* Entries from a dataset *
________
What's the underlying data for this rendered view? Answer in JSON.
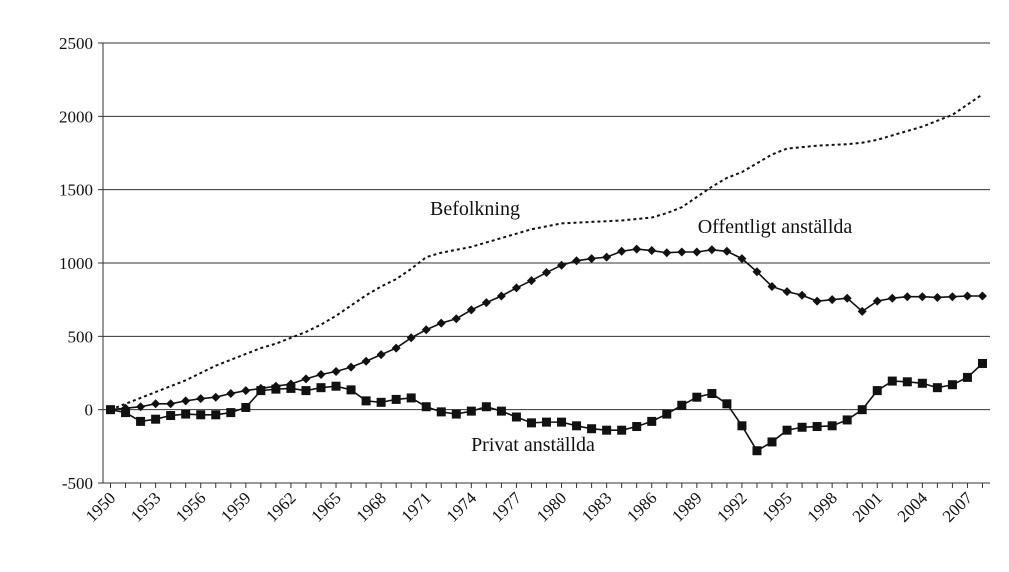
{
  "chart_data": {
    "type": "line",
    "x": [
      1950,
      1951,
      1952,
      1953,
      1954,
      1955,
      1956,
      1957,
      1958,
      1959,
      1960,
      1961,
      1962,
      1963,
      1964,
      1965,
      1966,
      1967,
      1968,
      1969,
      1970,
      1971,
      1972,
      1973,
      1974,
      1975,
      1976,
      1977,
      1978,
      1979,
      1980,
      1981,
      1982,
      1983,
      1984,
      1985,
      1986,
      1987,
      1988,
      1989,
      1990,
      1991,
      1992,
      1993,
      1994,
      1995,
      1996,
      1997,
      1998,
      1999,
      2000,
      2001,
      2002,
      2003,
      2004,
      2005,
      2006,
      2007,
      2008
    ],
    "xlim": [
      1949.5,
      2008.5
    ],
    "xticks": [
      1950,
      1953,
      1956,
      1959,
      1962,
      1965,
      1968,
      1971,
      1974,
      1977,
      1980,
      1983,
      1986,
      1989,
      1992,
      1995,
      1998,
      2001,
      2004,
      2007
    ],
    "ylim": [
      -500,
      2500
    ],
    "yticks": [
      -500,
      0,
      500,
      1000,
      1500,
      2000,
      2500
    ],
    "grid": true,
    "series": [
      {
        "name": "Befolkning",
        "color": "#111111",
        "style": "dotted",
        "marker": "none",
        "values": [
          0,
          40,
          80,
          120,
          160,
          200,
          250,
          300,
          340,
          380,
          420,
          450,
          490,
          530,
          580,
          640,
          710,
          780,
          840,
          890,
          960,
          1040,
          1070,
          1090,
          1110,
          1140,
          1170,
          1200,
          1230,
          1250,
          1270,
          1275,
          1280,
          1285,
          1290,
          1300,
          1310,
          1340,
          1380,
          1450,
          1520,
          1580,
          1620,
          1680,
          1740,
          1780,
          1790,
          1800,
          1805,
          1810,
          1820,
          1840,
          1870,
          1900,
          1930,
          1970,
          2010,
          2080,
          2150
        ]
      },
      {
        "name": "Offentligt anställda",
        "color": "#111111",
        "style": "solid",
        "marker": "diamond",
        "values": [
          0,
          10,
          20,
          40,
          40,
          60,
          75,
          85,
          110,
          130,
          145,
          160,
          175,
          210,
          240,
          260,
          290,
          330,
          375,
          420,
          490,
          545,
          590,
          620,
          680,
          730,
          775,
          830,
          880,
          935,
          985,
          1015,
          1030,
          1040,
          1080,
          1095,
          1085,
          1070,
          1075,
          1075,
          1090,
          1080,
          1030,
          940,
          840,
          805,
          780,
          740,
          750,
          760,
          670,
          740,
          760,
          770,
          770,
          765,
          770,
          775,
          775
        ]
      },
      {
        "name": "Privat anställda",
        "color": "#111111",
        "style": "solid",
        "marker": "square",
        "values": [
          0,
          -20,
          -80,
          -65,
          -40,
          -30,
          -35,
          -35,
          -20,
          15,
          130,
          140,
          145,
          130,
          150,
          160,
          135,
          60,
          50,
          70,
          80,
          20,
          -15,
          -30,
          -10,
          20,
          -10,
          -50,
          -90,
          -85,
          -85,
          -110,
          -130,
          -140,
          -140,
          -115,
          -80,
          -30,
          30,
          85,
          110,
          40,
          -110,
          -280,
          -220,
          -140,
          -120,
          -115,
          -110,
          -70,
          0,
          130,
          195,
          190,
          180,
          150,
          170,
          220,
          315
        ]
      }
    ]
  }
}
________
* Work required *
Out of the material above, gather each line where "marker" appears.

* Result *
        "marker": "none",
        "marker": "diamond",
        "marker": "square",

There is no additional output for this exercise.